## What you should do
Return the listing below exactly, with the pictures dropped.

Data extracted from a collection
....
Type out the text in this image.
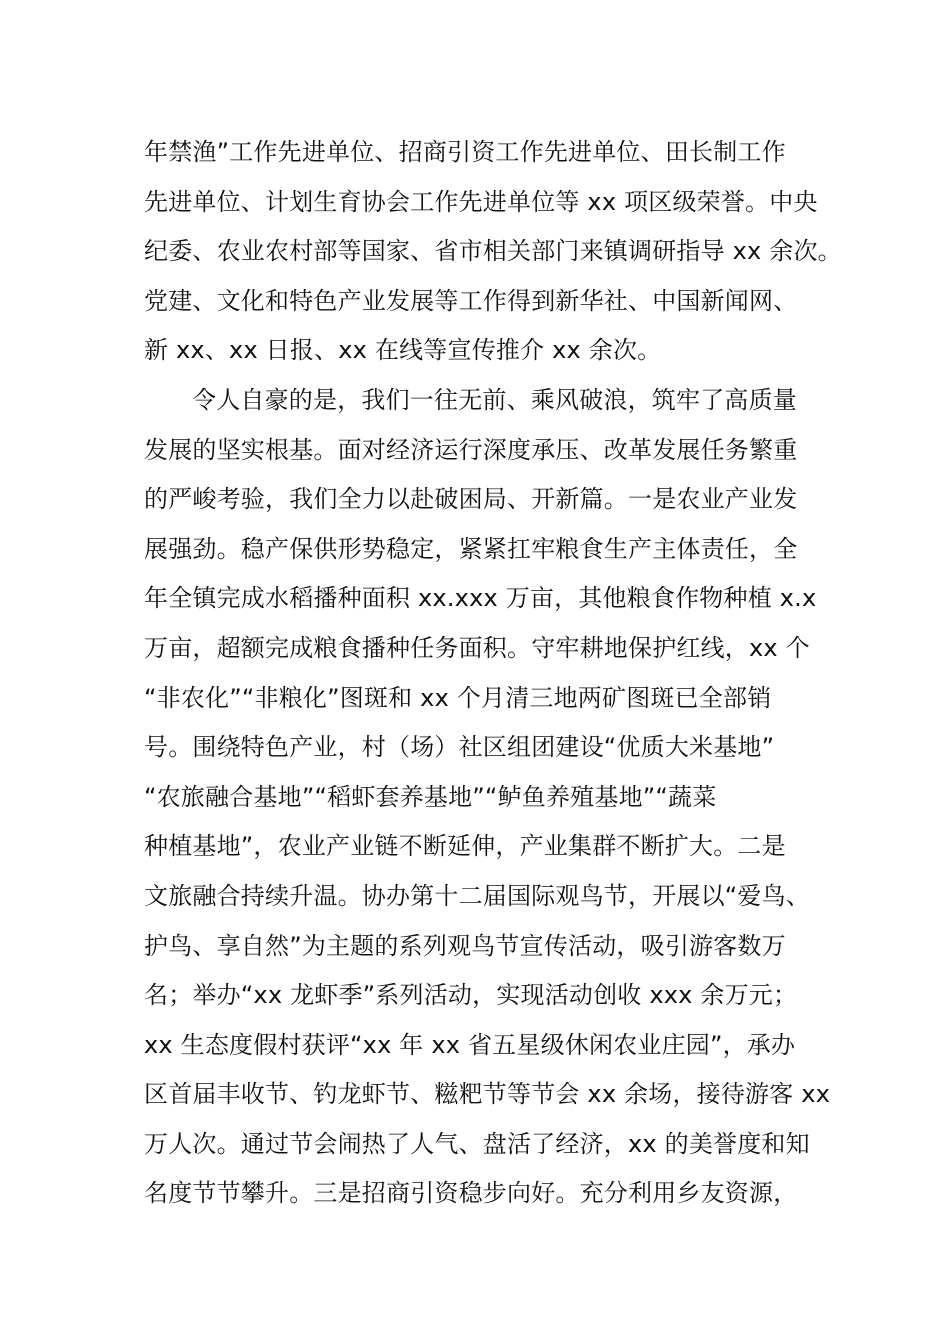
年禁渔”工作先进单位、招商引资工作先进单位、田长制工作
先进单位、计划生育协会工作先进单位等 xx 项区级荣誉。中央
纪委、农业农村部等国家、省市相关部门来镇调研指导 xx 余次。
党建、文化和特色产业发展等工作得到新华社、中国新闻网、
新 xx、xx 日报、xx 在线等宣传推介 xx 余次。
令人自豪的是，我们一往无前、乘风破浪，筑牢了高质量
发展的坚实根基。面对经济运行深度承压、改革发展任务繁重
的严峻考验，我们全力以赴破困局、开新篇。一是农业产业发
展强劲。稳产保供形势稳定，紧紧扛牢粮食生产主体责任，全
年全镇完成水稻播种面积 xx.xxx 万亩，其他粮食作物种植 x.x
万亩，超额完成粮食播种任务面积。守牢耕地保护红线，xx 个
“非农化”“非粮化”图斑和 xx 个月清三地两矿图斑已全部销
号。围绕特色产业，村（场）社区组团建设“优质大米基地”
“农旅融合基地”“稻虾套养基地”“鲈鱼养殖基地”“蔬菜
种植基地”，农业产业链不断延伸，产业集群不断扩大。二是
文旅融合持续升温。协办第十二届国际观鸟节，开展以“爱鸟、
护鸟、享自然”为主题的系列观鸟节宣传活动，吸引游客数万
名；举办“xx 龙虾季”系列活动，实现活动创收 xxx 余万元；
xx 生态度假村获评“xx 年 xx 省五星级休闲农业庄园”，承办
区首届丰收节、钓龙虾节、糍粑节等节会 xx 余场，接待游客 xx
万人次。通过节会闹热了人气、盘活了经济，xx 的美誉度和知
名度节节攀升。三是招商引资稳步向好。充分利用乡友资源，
....
## Output below
Type out the text in this image.
年禁渔”工作先进单位、招商引资工作先进单位、田长制工作
先进单位、计划生育协会工作先进单位等 xx 项区级荣誉。中央
纪委、农业农村部等国家、省市相关部门来镇调研指导 xx 余次。
党建、文化和特色产业发展等工作得到新华社、中国新闻网、
新 xx、xx 日报、xx 在线等宣传推介 xx 余次。
令人自豪的是，我们一往无前、乘风破浪，筑牢了高质量
发展的坚实根基。面对经济运行深度承压、改革发展任务繁重
的严峻考验，我们全力以赴破困局、开新篇。一是农业产业发
展强劲。稳产保供形势稳定，紧紧扛牢粮食生产主体责任，全
年全镇完成水稻播种面积 xx.xxx 万亩，其他粮食作物种植 x.x
万亩，超额完成粮食播种任务面积。守牢耕地保护红线，xx 个
“非农化”“非粮化”图斑和 xx 个月清三地两矿图斑已全部销
号。围绕特色产业，村（场）社区组团建设“优质大米基地”
“农旅融合基地”“稻虾套养基地”“鲈鱼养殖基地”“蔬菜
种植基地”，农业产业链不断延伸，产业集群不断扩大。二是
文旅融合持续升温。协办第十二届国际观鸟节，开展以“爱鸟、
护鸟、享自然”为主题的系列观鸟节宣传活动，吸引游客数万
名；举办“xx 龙虾季”系列活动，实现活动创收 xxx 余万元；
xx 生态度假村获评“xx 年 xx 省五星级休闲农业庄园”，承办
区首届丰收节、钓龙虾节、糍粑节等节会 xx 余场，接待游客 xx
万人次。通过节会闹热了人气、盘活了经济，xx 的美誉度和知
名度节节攀升。三是招商引资稳步向好。充分利用乡友资源，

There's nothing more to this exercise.